GIVEN TASK:
Write out all the entries word for word and omit any pictures.
____________________
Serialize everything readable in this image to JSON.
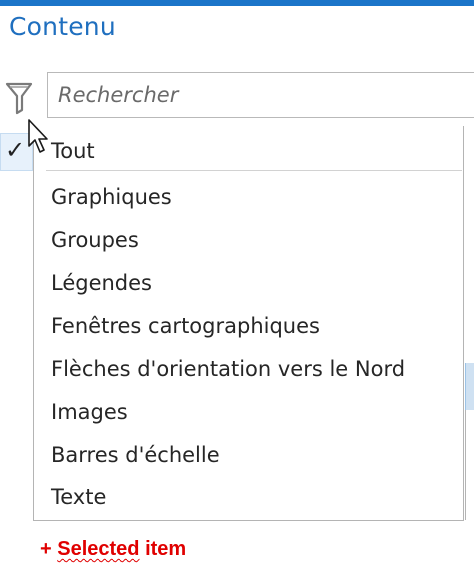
{
  "pane": {
    "title": "Contenu"
  },
  "search": {
    "placeholder": "Rechercher",
    "value": ""
  },
  "icons": {
    "filter": "filter-icon",
    "check": "checkmark-icon",
    "cursor": "mouse-pointer-icon"
  },
  "check_glyph": "✓",
  "filter_menu": {
    "items": [
      {
        "label": "Tout",
        "selected": true
      },
      {
        "label": "Graphiques",
        "selected": false
      },
      {
        "label": "Groupes",
        "selected": false
      },
      {
        "label": "Légendes",
        "selected": false
      },
      {
        "label": "Fenêtres cartographiques",
        "selected": false
      },
      {
        "label": "Flèches d'orientation vers le Nord",
        "selected": false
      },
      {
        "label": "Images",
        "selected": false
      },
      {
        "label": "Barres d'échelle",
        "selected": false
      },
      {
        "label": "Texte",
        "selected": false
      }
    ]
  },
  "annotation": {
    "prefix": "+ ",
    "word1": "Selected",
    "word2": " item"
  },
  "colors": {
    "accent": "#1b75c9",
    "title": "#1f6fbf",
    "annotation": "#e00000",
    "selection": "#e7f1fb"
  }
}
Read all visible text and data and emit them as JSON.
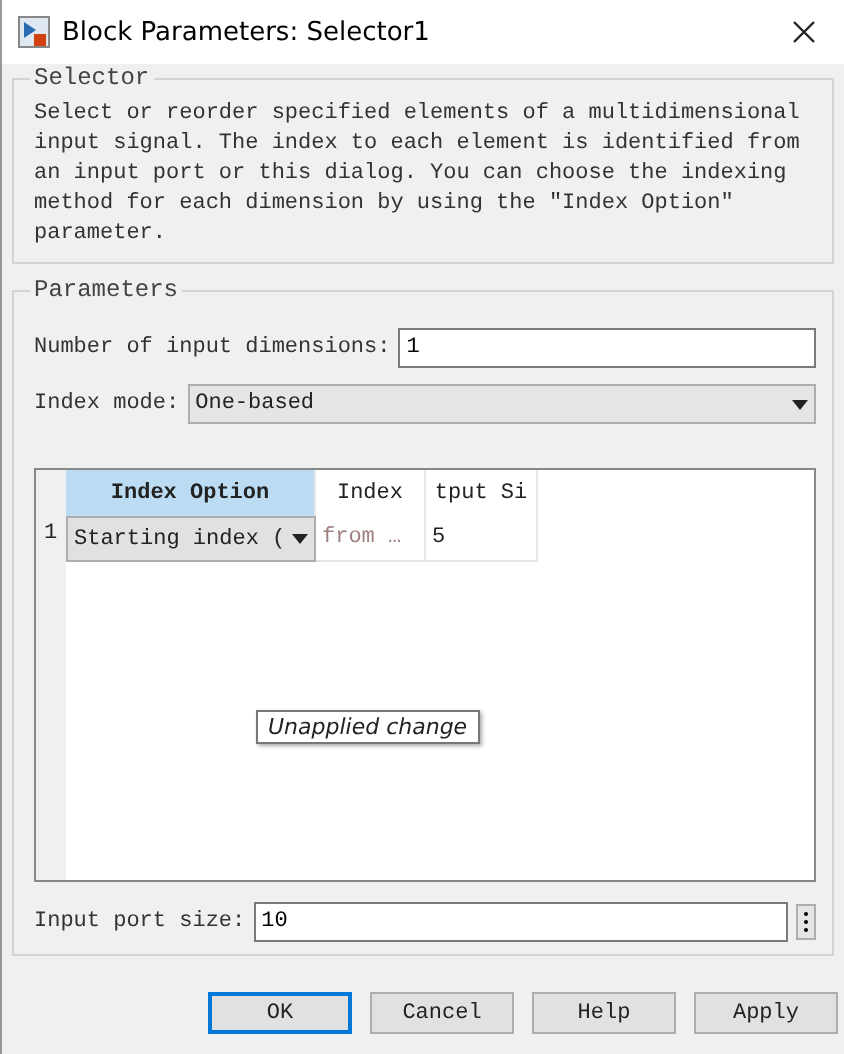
{
  "window": {
    "title": "Block Parameters: Selector1"
  },
  "selector_group": {
    "title": "Selector",
    "description": "Select or reorder specified elements of a multidimensional input signal. The index to each element is identified from an input port or this dialog. You can choose the indexing method for each dimension by using the \"Index Option\" parameter."
  },
  "parameters_group": {
    "title": "Parameters",
    "dimensions_field": {
      "label": "Number of input dimensions:",
      "value": "1"
    },
    "index_mode": {
      "label": "Index mode:",
      "value": "One-based"
    },
    "table": {
      "columns": [
        {
          "label": "Index Option",
          "selected": true
        },
        {
          "label": "Index",
          "selected": false
        },
        {
          "label": "tput Si",
          "selected": false
        }
      ],
      "rows": [
        {
          "number": "1",
          "cells": [
            {
              "kind": "dropdown",
              "value": "Starting index (",
              "disabled": false
            },
            {
              "kind": "text",
              "value": "from …",
              "disabled": true
            },
            {
              "kind": "text",
              "value": "5",
              "disabled": false
            }
          ]
        }
      ]
    },
    "tooltip": "Unapplied change",
    "port_size_field": {
      "label": "Input port size:",
      "value": "10"
    }
  },
  "buttons": [
    {
      "label": "OK",
      "default": true
    },
    {
      "label": "Cancel",
      "default": false
    },
    {
      "label": "Help",
      "default": false
    },
    {
      "label": "Apply",
      "default": false
    }
  ]
}
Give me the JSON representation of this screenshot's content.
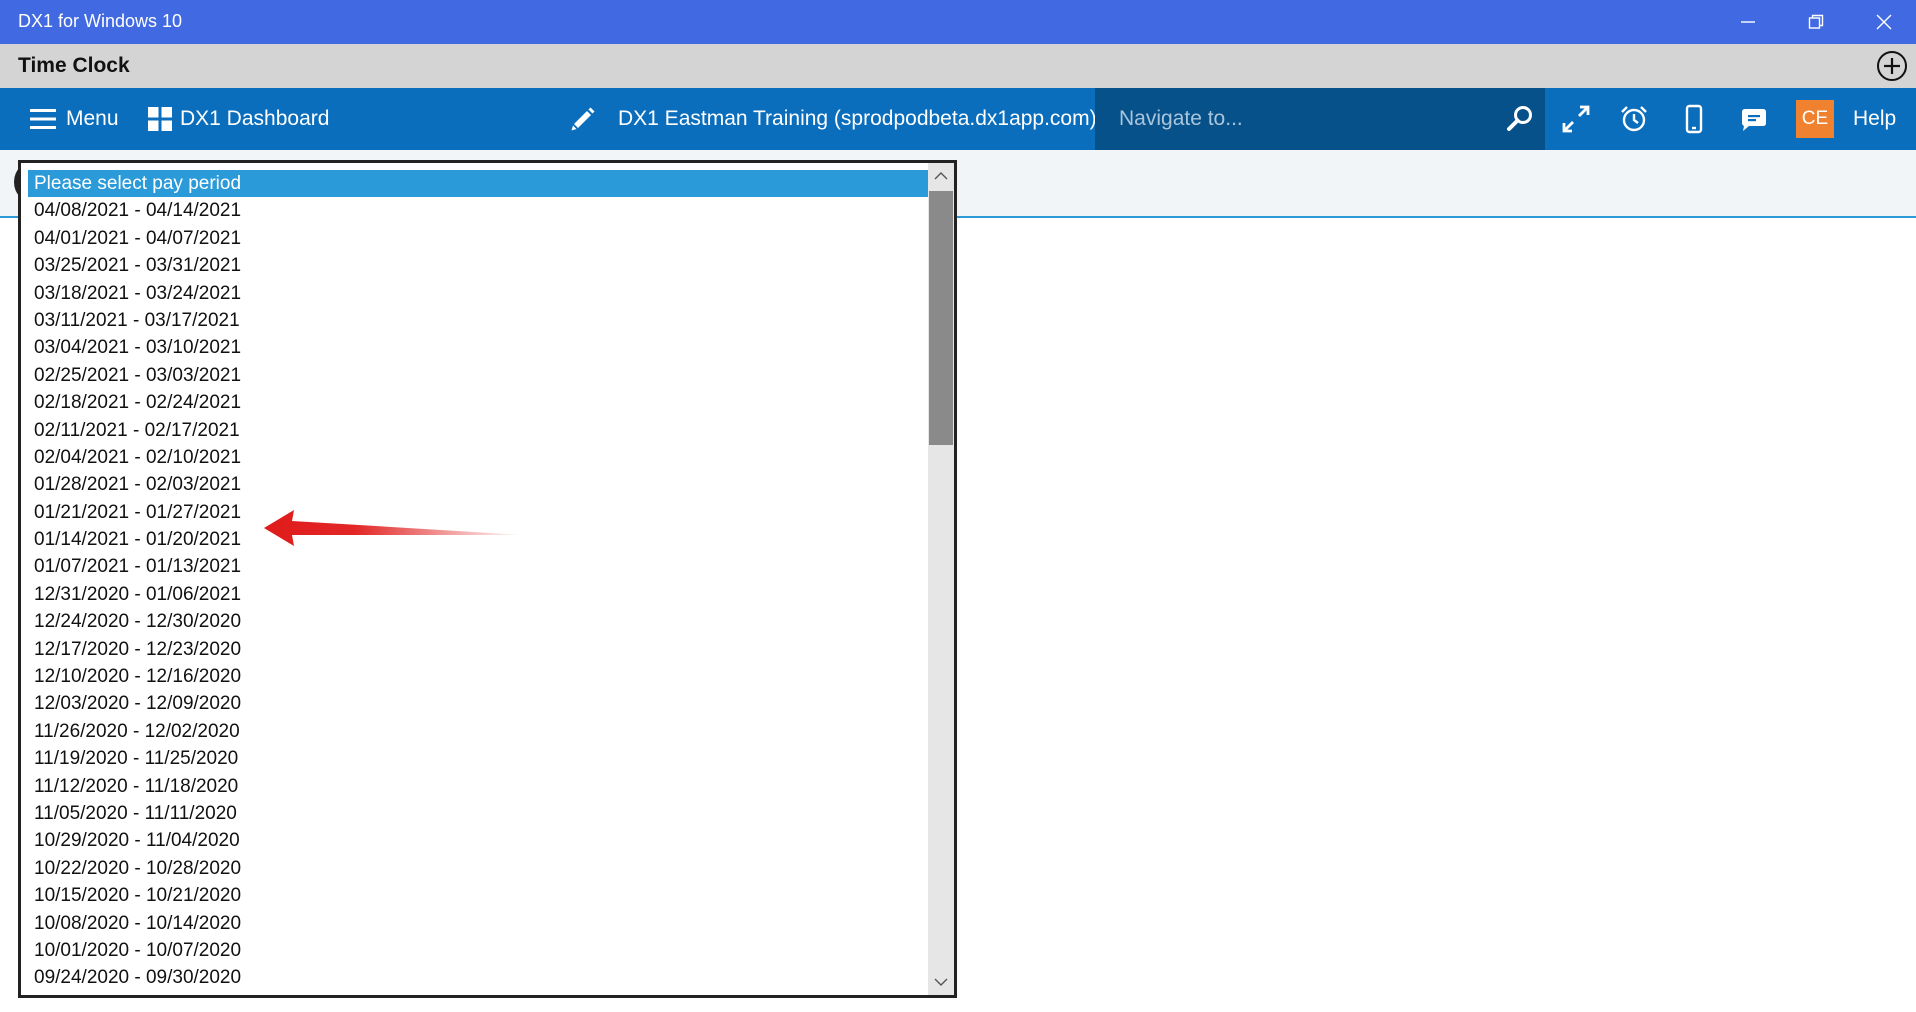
{
  "window": {
    "title": "DX1 for Windows 10"
  },
  "page": {
    "title": "Time Clock"
  },
  "nav": {
    "menu_label": "Menu",
    "dashboard_label": "DX1 Dashboard",
    "site_label": "DX1 Eastman Training (sprodpodbeta.dx1app.com)",
    "search_placeholder": "Navigate to...",
    "avatar_initials": "CE",
    "help_label": "Help"
  },
  "colors": {
    "titlebar": "#4169e1",
    "navbar": "#0a6ebd",
    "search_bg": "#065189",
    "selected": "#2b9ad8",
    "avatar": "#f0812e",
    "annotation_arrow": "#e02020"
  },
  "pay_period_dropdown": {
    "options": [
      "Please select pay period",
      "04/08/2021 - 04/14/2021",
      "04/01/2021 - 04/07/2021",
      "03/25/2021 - 03/31/2021",
      "03/18/2021 - 03/24/2021",
      "03/11/2021 - 03/17/2021",
      "03/04/2021 - 03/10/2021",
      "02/25/2021 - 03/03/2021",
      "02/18/2021 - 02/24/2021",
      "02/11/2021 - 02/17/2021",
      "02/04/2021 - 02/10/2021",
      "01/28/2021 - 02/03/2021",
      "01/21/2021 - 01/27/2021",
      "01/14/2021 - 01/20/2021",
      "01/07/2021 - 01/13/2021",
      "12/31/2020 - 01/06/2021",
      "12/24/2020 - 12/30/2020",
      "12/17/2020 - 12/23/2020",
      "12/10/2020 - 12/16/2020",
      "12/03/2020 - 12/09/2020",
      "11/26/2020 - 12/02/2020",
      "11/19/2020 - 11/25/2020",
      "11/12/2020 - 11/18/2020",
      "11/05/2020 - 11/11/2020",
      "10/29/2020 - 11/04/2020",
      "10/22/2020 - 10/28/2020",
      "10/15/2020 - 10/21/2020",
      "10/08/2020 - 10/14/2020",
      "10/01/2020 - 10/07/2020",
      "09/24/2020 - 09/30/2020"
    ],
    "selected_index": 0
  }
}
____________________
WRITTEN RESPONSE:
Serialize everything readable in this image to JSON.
{
  "pane": {
    "title": "Contenu"
  },
  "search": {
    "placeholder": "Rechercher",
    "value": ""
  },
  "icons": {
    "filter": "filter-icon",
    "check": "checkmark-icon",
    "cursor": "mouse-pointer-icon"
  },
  "check_glyph": "✓",
  "filter_menu": {
    "items": [
      {
        "label": "Tout",
        "selected": true
      },
      {
        "label": "Graphiques",
        "selected": false
      },
      {
        "label": "Groupes",
        "selected": false
      },
      {
        "label": "Légendes",
        "selected": false
      },
      {
        "label": "Fenêtres cartographiques",
        "selected": false
      },
      {
        "label": "Flèches d'orientation vers le Nord",
        "selected": false
      },
      {
        "label": "Images",
        "selected": false
      },
      {
        "label": "Barres d'échelle",
        "selected": false
      },
      {
        "label": "Texte",
        "selected": false
      }
    ]
  },
  "annotation": {
    "prefix": "+ ",
    "word1": "Selected",
    "word2": " item"
  },
  "colors": {
    "accent": "#1b75c9",
    "title": "#1f6fbf",
    "annotation": "#e00000",
    "selection": "#e7f1fb"
  }
}
Read all visible text and data and emit them as JSON.
{
  "window": {
    "title": "Block Parameters: Selector1"
  },
  "selector_group": {
    "title": "Selector",
    "description": "Select or reorder specified elements of a multidimensional input signal. The index to each element is identified from an input port or this dialog. You can choose the indexing method for each dimension by using the \"Index Option\" parameter."
  },
  "parameters_group": {
    "title": "Parameters",
    "dimensions_field": {
      "label": "Number of input dimensions:",
      "value": "1"
    },
    "index_mode": {
      "label": "Index mode:",
      "value": "One-based"
    },
    "table": {
      "columns": [
        {
          "label": "Index Option",
          "selected": true
        },
        {
          "label": "Index",
          "selected": false
        },
        {
          "label": "tput Si",
          "selected": false
        }
      ],
      "rows": [
        {
          "number": "1",
          "cells": [
            {
              "kind": "dropdown",
              "value": "Starting index (",
              "disabled": false
            },
            {
              "kind": "text",
              "value": "from …",
              "disabled": true
            },
            {
              "kind": "text",
              "value": "5",
              "disabled": false
            }
          ]
        }
      ]
    },
    "tooltip": "Unapplied change",
    "port_size_field": {
      "label": "Input port size:",
      "value": "10"
    }
  },
  "buttons": [
    {
      "label": "OK",
      "default": true
    },
    {
      "label": "Cancel",
      "default": false
    },
    {
      "label": "Help",
      "default": false
    },
    {
      "label": "Apply",
      "default": false
    }
  ]
}
Give me the JSON representation of this screenshot's content.
{
  "window": {
    "title": "DX1 for Windows 10"
  },
  "page": {
    "title": "Time Clock"
  },
  "nav": {
    "menu_label": "Menu",
    "dashboard_label": "DX1 Dashboard",
    "site_label": "DX1 Eastman Training (sprodpodbeta.dx1app.com)",
    "search_placeholder": "Navigate to...",
    "avatar_initials": "CE",
    "help_label": "Help"
  },
  "colors": {
    "titlebar": "#4169e1",
    "navbar": "#0a6ebd",
    "search_bg": "#065189",
    "selected": "#2b9ad8",
    "avatar": "#f0812e",
    "annotation_arrow": "#e02020"
  },
  "pay_period_dropdown": {
    "options": [
      "Please select pay period",
      "04/08/2021 - 04/14/2021",
      "04/01/2021 - 04/07/2021",
      "03/25/2021 - 03/31/2021",
      "03/18/2021 - 03/24/2021",
      "03/11/2021 - 03/17/2021",
      "03/04/2021 - 03/10/2021",
      "02/25/2021 - 03/03/2021",
      "02/18/2021 - 02/24/2021",
      "02/11/2021 - 02/17/2021",
      "02/04/2021 - 02/10/2021",
      "01/28/2021 - 02/03/2021",
      "01/21/2021 - 01/27/2021",
      "01/14/2021 - 01/20/2021",
      "01/07/2021 - 01/13/2021",
      "12/31/2020 - 01/06/2021",
      "12/24/2020 - 12/30/2020",
      "12/17/2020 - 12/23/2020",
      "12/10/2020 - 12/16/2020",
      "12/03/2020 - 12/09/2020",
      "11/26/2020 - 12/02/2020",
      "11/19/2020 - 11/25/2020",
      "11/12/2020 - 11/18/2020",
      "11/05/2020 - 11/11/2020",
      "10/29/2020 - 11/04/2020",
      "10/22/2020 - 10/28/2020",
      "10/15/2020 - 10/21/2020",
      "10/08/2020 - 10/14/2020",
      "10/01/2020 - 10/07/2020",
      "09/24/2020 - 09/30/2020"
    ],
    "selected_index": 0
  }
}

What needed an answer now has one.